→ **GIVEN TASK**
Output the material exactly, but drop every image it holds.

→ **SUPPLIED INFORMATION**
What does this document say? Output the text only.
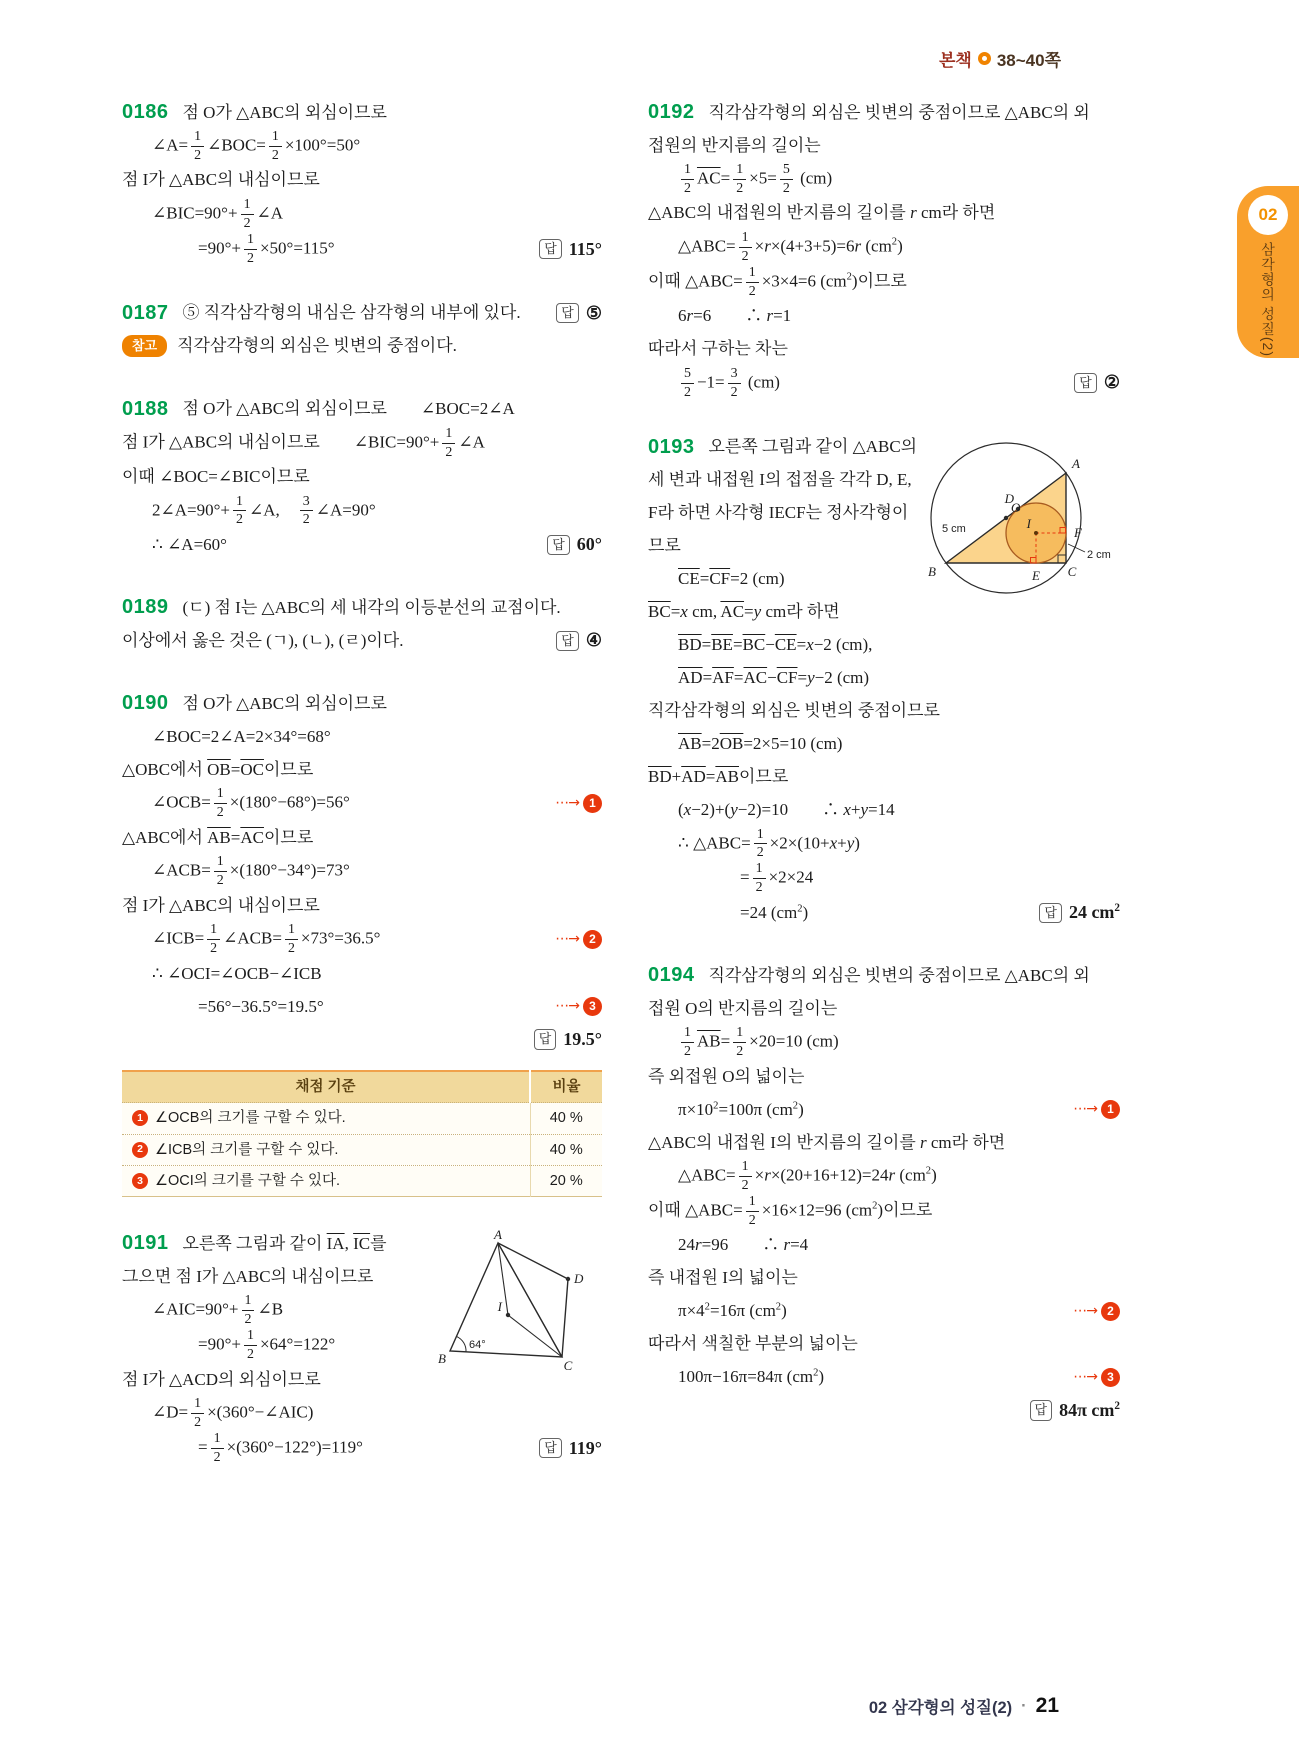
본책 38~40쪽
02
삼각형의 성질(2)
0186 점 O가 △ABC의 외심이므로
∠A= $\frac{1}{2}$ ∠BOC= $\frac{1}{2} \times 100^\circ=50^\circ$
점 I가 △ABC의 내심이므로
∠BIC=90°+ $\frac{1}{2}$ ∠A
$=90^\circ+ \frac{1}{2} \times 50^\circ=115^\circ$	답 115°
0187 ⑤ 직각삼각형의 내심은 삼각형의 내부에 있다.	답 ⑤
참고	직각삼각형의 외심은 빗변의 중점이다.
0188 점 O가 △ABC의 외심이므로　　∠BOC=2∠A
점 I가 △ABC의 내심이므로　　∠BIC=90°+ $\frac{1}{2}$ ∠A
이때 ∠BOC=∠BIC이므로
2∠A=90°+ $\frac{1}{2}$ ∠A,　 $\frac{3}{2}$ ∠A=90°
∴ ∠A=60°	답 60°
0189 (ㄷ) 점 I는 △ABC의 세 내각의 이등분선의 교점이다.
이상에서 옳은 것은 (ㄱ), (ㄴ), (ㄹ)이다.	답 ④
0190 점 O가 △ABC의 외심이므로
∠BOC=2∠A=2×34°=68°
△OBC에서 $\overline{OB}=\overline{OC}$이므로
∠OCB= $\frac{1}{2} \times(180^\circ-68^\circ)=56^\circ$	⋯→ 1
△ABC에서 $\overline{AB}=\overline{AC}$이므로
∠ACB= $\frac{1}{2} \times(180^\circ-34^\circ)=73^\circ$
점 I가 △ABC의 내심이므로
∠ICB= $\frac{1}{2}$ ∠ACB= $\frac{1}{2} \times 73^\circ=36.5^\circ$	⋯→ 2
∴ ∠OCI=∠OCB−∠ICB
=56°−36.5°=19.5°	⋯→ 3
답 19.5°
채점 기준	비율

1 ∠OCB의 크기를 구할 수 있다.	40 %

2 ∠ICB의 크기를 구할 수 있다.	40 %

3 ∠OCI의 크기를 구할 수 있다.	20 %
0191 오른쪽 그림과 같이 $\overline{IA}$, $\overline{IC}$를
그으면 점 I가 △ABC의 내심이므로
∠AIC=90°+ $\frac{1}{2}$ ∠B
$=90^\circ+ \frac{1}{2} \times 64^\circ=122^\circ$
점 I가 △ACD의 외심이므로
∠D= $\frac{1}{2}$ ×(360°−∠AIC)
= $\frac{1}{2} \times(360^\circ-122^\circ)=119^\circ$	답 119°
A
B	C
D
I
64°
0192 직각삼각형의 외심은 빗변의 중점이므로 △ABC의 외
접원의 반지름의 길이는
$\frac{1}{2} \overline{AC}= \frac{1}{2} \times 5= \frac{5}{2} (cm)$
△ABC의 내접원의 반지름의 길이를 r cm라 하면
△ABC= $\frac{1}{2} \times r\times(4+3+5)=6r$ $(cm^2)$
이때 △ABC= $\frac{1}{2} \times 3\times 4=6$ $(cm^2)$이므로
6r=6　　∴ r=1
따라서 구하는 차는
$\frac{5}{2} -1= \frac{3}{2} (cm)$	답 ②
0193 오른쪽 그림과 같이 △ABC의
세 변과 내접원 I의 접점을 각각 D, E,
F라 하면 사각형 IECF는 정사각형이
므로
$\overline{CE}=\overline{CF}=2$ (cm)
$\overline{BC}=x$ cm, $\overline{AC}=y$ cm라 하면
$\overline{BD}=\overline{BE}=\overline{BC}-\overline{CE}=x-2$ (cm),
$\overline{AD}=\overline{AF}=\overline{AC}-\overline{CF}=y-2$ (cm)
직각삼각형의 외심은 빗변의 중점이므로
$\overline{AB}=2\overline{OB}=2\times 5=10$ (cm)
$\overline{BD}+\overline{AD}=\overline{AB}$이므로
(x−2)+(y−2)=10　　∴ x+y=14
∴ △ABC= $\frac{1}{2} \times 2\times(10+x+y)$
= $\frac{1}{2} \times 2\times 24$
=24 $(cm^2)$	답 24 $cm^2$
A
B	C
D
O
E
F
I
5 cm
2 cm
0194 직각삼각형의 외심은 빗변의 중점이므로 △ABC의 외
접원 O의 반지름의 길이는
$\frac{1}{2} \overline{AB}= \frac{1}{2} \times 20=10$ (cm)
즉 외접원 O의 넓이는
$\pi\times 10^2=100\pi$ $(cm^2)$	⋯→ 1
△ABC의 내접원 I의 반지름의 길이를 r cm라 하면
△ABC= $\frac{1}{2} \times r\times(20+16+12)=24r$ $(cm^2)$
이때 △ABC= $\frac{1}{2} \times 16\times 12=96$ $(cm^2)$이므로
24r=96　　∴ r=4
즉 내접원 I의 넓이는
$\pi\times 4^2=16\pi$ $(cm^2)$	⋯→ 2
따라서 색칠한 부분의 넓이는
100π−16π=84π $(cm^2)$	⋯→ 3
답 84π $cm^2$
02 삼각형의 성질(2) · 21
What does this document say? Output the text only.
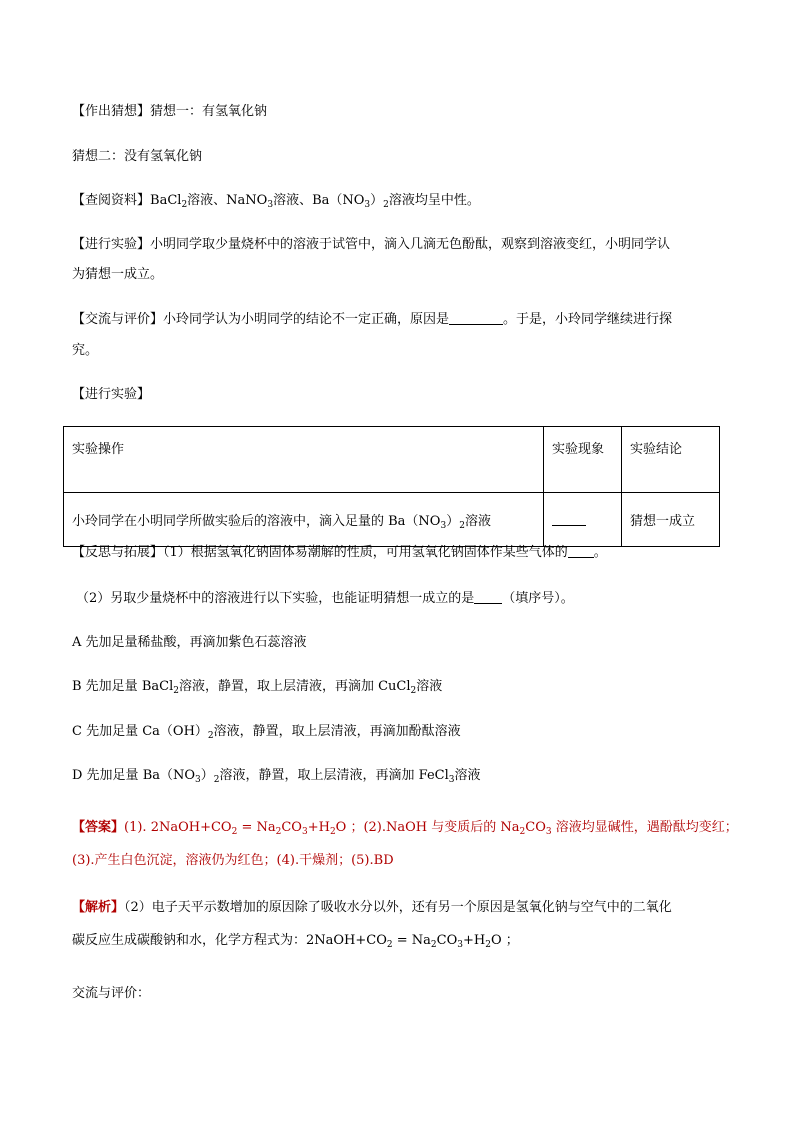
【作出猜想】猜想一：有氢氧化钠
猜想二：没有氢氧化钠
【查阅资料】BaCl$_2$溶液、NaNO$_3$溶液、$Ba(NO_3)_2$溶液均呈中性。
【进行实验】小明同学取少量烧杯中的溶液于试管中，滴入几滴无色酚酞，观察到溶液变红，小明同学认
为猜想一成立。
【交流与评价】小玲同学认为小明同学的结论不一定正确，原因是	。于是，小玲同学继续进行探
究。
【进行实验】
实验操作	实验现象	实验结论
小玲同学在小明同学所做实验后的溶液中，滴入足量的 $Ba(NO_3)_2$溶液		猜想一成立
【反思与拓展】（1）根据氢氧化钠固体易潮解的性质，可用氢氧化钠固体作某些气体的 。
（2）另取少量烧杯中的溶液进行以下实验，也能证明猜想一成立的是 （填序号）。
A 先加足量稀盐酸，再滴加紫色石蕊溶液
B 先加足量 BaCl$_2$溶液，静置，取上层清液，再滴加 CuCl$_2$溶液
C 先加足量 $Ca(OH)_2$溶液，静置，取上层清液，再滴加酚酞溶液
D 先加足量 $Ba(NO_3)_2$溶液，静置，取上层清液，再滴加 FeCl$_3$溶液
【答案】(1). $2NaOH+CO_2 = Na_2CO_3+H_2O$ ；(2).NaOH 与变质后的 $Na_2CO_3$ 溶液均显碱性，遇酚酞均变红；
(3).产生白色沉淀，溶液仍为红色；(4).干燥剂；(5).BD
【解析】（2）电子天平示数增加的原因除了吸收水分以外，还有另一个原因是氢氧化钠与空气中的二氧化
碳反应生成碳酸钠和水，化学方程式为：$2NaOH+CO_2 = Na_2CO_3+H_2O$ ；
交流与评价：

→ **RESPONSE TO THIS TASK**
What does this document say? Output the text only.
본책 38~40쪽
02
삼각형의 성질(2)
0186 점 O가 △ABC의 외심이므로
∠A= $\frac{1}{2}$ ∠BOC= $\frac{1}{2} \times 100^\circ=50^\circ$
점 I가 △ABC의 내심이므로
∠BIC=90°+ $\frac{1}{2}$ ∠A
$=90^\circ+ \frac{1}{2} \times 50^\circ=115^\circ$	답 115°
0187 ⑤ 직각삼각형의 내심은 삼각형의 내부에 있다.	답 ⑤
참고	직각삼각형의 외심은 빗변의 중점이다.
0188 점 O가 △ABC의 외심이므로　　∠BOC=2∠A
점 I가 △ABC의 내심이므로　　∠BIC=90°+ $\frac{1}{2}$ ∠A
이때 ∠BOC=∠BIC이므로
2∠A=90°+ $\frac{1}{2}$ ∠A,　 $\frac{3}{2}$ ∠A=90°
∴ ∠A=60°	답 60°
0189 (ㄷ) 점 I는 △ABC의 세 내각의 이등분선의 교점이다.
이상에서 옳은 것은 (ㄱ), (ㄴ), (ㄹ)이다.	답 ④
0190 점 O가 △ABC의 외심이므로
∠BOC=2∠A=2×34°=68°
△OBC에서 $\overline{OB}=\overline{OC}$이므로
∠OCB= $\frac{1}{2} \times(180^\circ-68^\circ)=56^\circ$	⋯→ 1
△ABC에서 $\overline{AB}=\overline{AC}$이므로
∠ACB= $\frac{1}{2} \times(180^\circ-34^\circ)=73^\circ$
점 I가 △ABC의 내심이므로
∠ICB= $\frac{1}{2}$ ∠ACB= $\frac{1}{2} \times 73^\circ=36.5^\circ$	⋯→ 2
∴ ∠OCI=∠OCB−∠ICB
=56°−36.5°=19.5°	⋯→ 3
답 19.5°
채점 기준	비율

1 ∠OCB의 크기를 구할 수 있다.	40 %

2 ∠ICB의 크기를 구할 수 있다.	40 %

3 ∠OCI의 크기를 구할 수 있다.	20 %
0191 오른쪽 그림과 같이 $\overline{IA}$, $\overline{IC}$를
그으면 점 I가 △ABC의 내심이므로
∠AIC=90°+ $\frac{1}{2}$ ∠B
$=90^\circ+ \frac{1}{2} \times 64^\circ=122^\circ$
점 I가 △ACD의 외심이므로
∠D= $\frac{1}{2}$ ×(360°−∠AIC)
= $\frac{1}{2} \times(360^\circ-122^\circ)=119^\circ$	답 119°
A
B	C
D
I
64°
0192 직각삼각형의 외심은 빗변의 중점이므로 △ABC의 외
접원의 반지름의 길이는
$\frac{1}{2} \overline{AC}= \frac{1}{2} \times 5= \frac{5}{2} (cm)$
△ABC의 내접원의 반지름의 길이를 r cm라 하면
△ABC= $\frac{1}{2} \times r\times(4+3+5)=6r$ $(cm^2)$
이때 △ABC= $\frac{1}{2} \times 3\times 4=6$ $(cm^2)$이므로
6r=6　　∴ r=1
따라서 구하는 차는
$\frac{5}{2} -1= \frac{3}{2} (cm)$	답 ②
0193 오른쪽 그림과 같이 △ABC의
세 변과 내접원 I의 접점을 각각 D, E,
F라 하면 사각형 IECF는 정사각형이
므로
$\overline{CE}=\overline{CF}=2$ (cm)
$\overline{BC}=x$ cm, $\overline{AC}=y$ cm라 하면
$\overline{BD}=\overline{BE}=\overline{BC}-\overline{CE}=x-2$ (cm),
$\overline{AD}=\overline{AF}=\overline{AC}-\overline{CF}=y-2$ (cm)
직각삼각형의 외심은 빗변의 중점이므로
$\overline{AB}=2\overline{OB}=2\times 5=10$ (cm)
$\overline{BD}+\overline{AD}=\overline{AB}$이므로
(x−2)+(y−2)=10　　∴ x+y=14
∴ △ABC= $\frac{1}{2} \times 2\times(10+x+y)$
= $\frac{1}{2} \times 2\times 24$
=24 $(cm^2)$	답 24 $cm^2$
A
B	C
D
O
E
F
I
5 cm
2 cm
0194 직각삼각형의 외심은 빗변의 중점이므로 △ABC의 외
접원 O의 반지름의 길이는
$\frac{1}{2} \overline{AB}= \frac{1}{2} \times 20=10$ (cm)
즉 외접원 O의 넓이는
$\pi\times 10^2=100\pi$ $(cm^2)$	⋯→ 1
△ABC의 내접원 I의 반지름의 길이를 r cm라 하면
△ABC= $\frac{1}{2} \times r\times(20+16+12)=24r$ $(cm^2)$
이때 △ABC= $\frac{1}{2} \times 16\times 12=96$ $(cm^2)$이므로
24r=96　　∴ r=4
즉 내접원 I의 넓이는
$\pi\times 4^2=16\pi$ $(cm^2)$	⋯→ 2
따라서 색칠한 부분의 넓이는
100π−16π=84π $(cm^2)$	⋯→ 3
답 84π $cm^2$
02 삼각형의 성질(2) · 21
What does this document say? Output the text only.
【作出猜想】猜想一：有氢氧化钠
猜想二：没有氢氧化钠
【查阅资料】BaCl$_2$溶液、NaNO$_3$溶液、$Ba(NO_3)_2$溶液均呈中性。
【进行实验】小明同学取少量烧杯中的溶液于试管中，滴入几滴无色酚酞，观察到溶液变红，小明同学认
为猜想一成立。
【交流与评价】小玲同学认为小明同学的结论不一定正确，原因是	。于是，小玲同学继续进行探
究。
【进行实验】
实验操作	实验现象	实验结论
小玲同学在小明同学所做实验后的溶液中，滴入足量的 $Ba(NO_3)_2$溶液		猜想一成立
【反思与拓展】（1）根据氢氧化钠固体易潮解的性质，可用氢氧化钠固体作某些气体的 。
（2）另取少量烧杯中的溶液进行以下实验，也能证明猜想一成立的是 （填序号）。
A 先加足量稀盐酸，再滴加紫色石蕊溶液
B 先加足量 BaCl$_2$溶液，静置，取上层清液，再滴加 CuCl$_2$溶液
C 先加足量 $Ca(OH)_2$溶液，静置，取上层清液，再滴加酚酞溶液
D 先加足量 $Ba(NO_3)_2$溶液，静置，取上层清液，再滴加 FeCl$_3$溶液
【答案】(1). $2NaOH+CO_2 = Na_2CO_3+H_2O$ ；(2).NaOH 与变质后的 $Na_2CO_3$ 溶液均显碱性，遇酚酞均变红；
(3).产生白色沉淀，溶液仍为红色；(4).干燥剂；(5).BD
【解析】（2）电子天平示数增加的原因除了吸收水分以外，还有另一个原因是氢氧化钠与空气中的二氧化
碳反应生成碳酸钠和水，化学方程式为：$2NaOH+CO_2 = Na_2CO_3+H_2O$ ；
交流与评价：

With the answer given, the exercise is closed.